* [Set exercise]:
Write out the material exactly. Do not include the pictures.

* [Stored data]:
===

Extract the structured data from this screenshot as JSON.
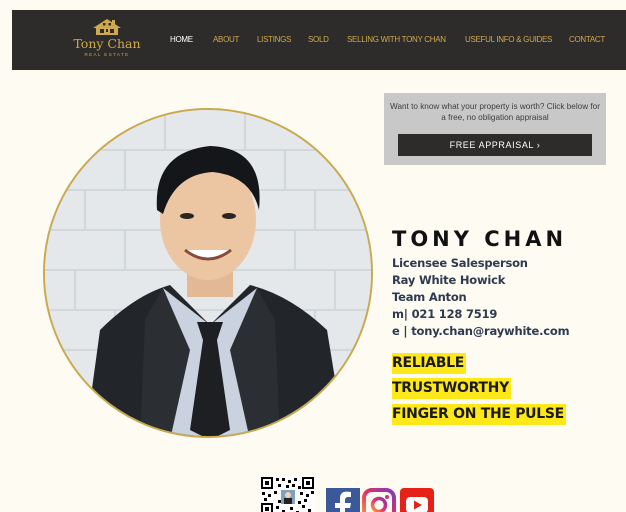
{
  "brand": {
    "name": "Tony Chan",
    "subtitle": "REAL ESTATE",
    "color": "#cfa94d"
  },
  "nav": {
    "items": [
      {
        "label": "HOME",
        "active": true
      },
      {
        "label": "ABOUT",
        "active": false
      },
      {
        "label": "LISTINGS",
        "active": false
      },
      {
        "label": "SOLD",
        "active": false
      },
      {
        "label": "SELLING WITH TONY CHAN",
        "active": false
      },
      {
        "label": "USEFUL INFO & GUIDES",
        "active": false
      },
      {
        "label": "CONTACT",
        "active": false
      }
    ]
  },
  "appraisal": {
    "text": "Want to know what your property is worth? Click below for a free, no obligation appraisal",
    "button_label": "FREE APPRAISAL ›"
  },
  "agent": {
    "name": "TONY CHAN",
    "title": "Licensee Salesperson",
    "office": "Ray White Howick",
    "team": "Team Anton",
    "mobile": "m| 021 128 7519",
    "email": "e | tony.chan@raywhite.com"
  },
  "taglines": [
    "RELIABLE",
    "TRUSTWORTHY",
    "FINGER ON THE PULSE"
  ],
  "social": {
    "facebook_color": "#3b5998",
    "youtube_color": "#e62117",
    "accent_yellow": "#ffe81a"
  },
  "icons": [
    "house-logo-icon",
    "qr-code-icon",
    "facebook-icon",
    "instagram-icon",
    "youtube-icon"
  ]
}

===

* [Written reply]:
Extract the structured data from this screenshot as JSON.
{
  "brand": {
    "name": "Tony Chan",
    "subtitle": "REAL ESTATE",
    "color": "#cfa94d"
  },
  "nav": {
    "items": [
      {
        "label": "HOME",
        "active": true
      },
      {
        "label": "ABOUT",
        "active": false
      },
      {
        "label": "LISTINGS",
        "active": false
      },
      {
        "label": "SOLD",
        "active": false
      },
      {
        "label": "SELLING WITH TONY CHAN",
        "active": false
      },
      {
        "label": "USEFUL INFO & GUIDES",
        "active": false
      },
      {
        "label": "CONTACT",
        "active": false
      }
    ]
  },
  "appraisal": {
    "text": "Want to know what your property is worth? Click below for a free, no obligation appraisal",
    "button_label": "FREE APPRAISAL ›"
  },
  "agent": {
    "name": "TONY CHAN",
    "title": "Licensee Salesperson",
    "office": "Ray White Howick",
    "team": "Team Anton",
    "mobile": "m| 021 128 7519",
    "email": "e | tony.chan@raywhite.com"
  },
  "taglines": [
    "RELIABLE",
    "TRUSTWORTHY",
    "FINGER ON THE PULSE"
  ],
  "social": {
    "facebook_color": "#3b5998",
    "youtube_color": "#e62117",
    "accent_yellow": "#ffe81a"
  },
  "icons": [
    "house-logo-icon",
    "qr-code-icon",
    "facebook-icon",
    "instagram-icon",
    "youtube-icon"
  ]
}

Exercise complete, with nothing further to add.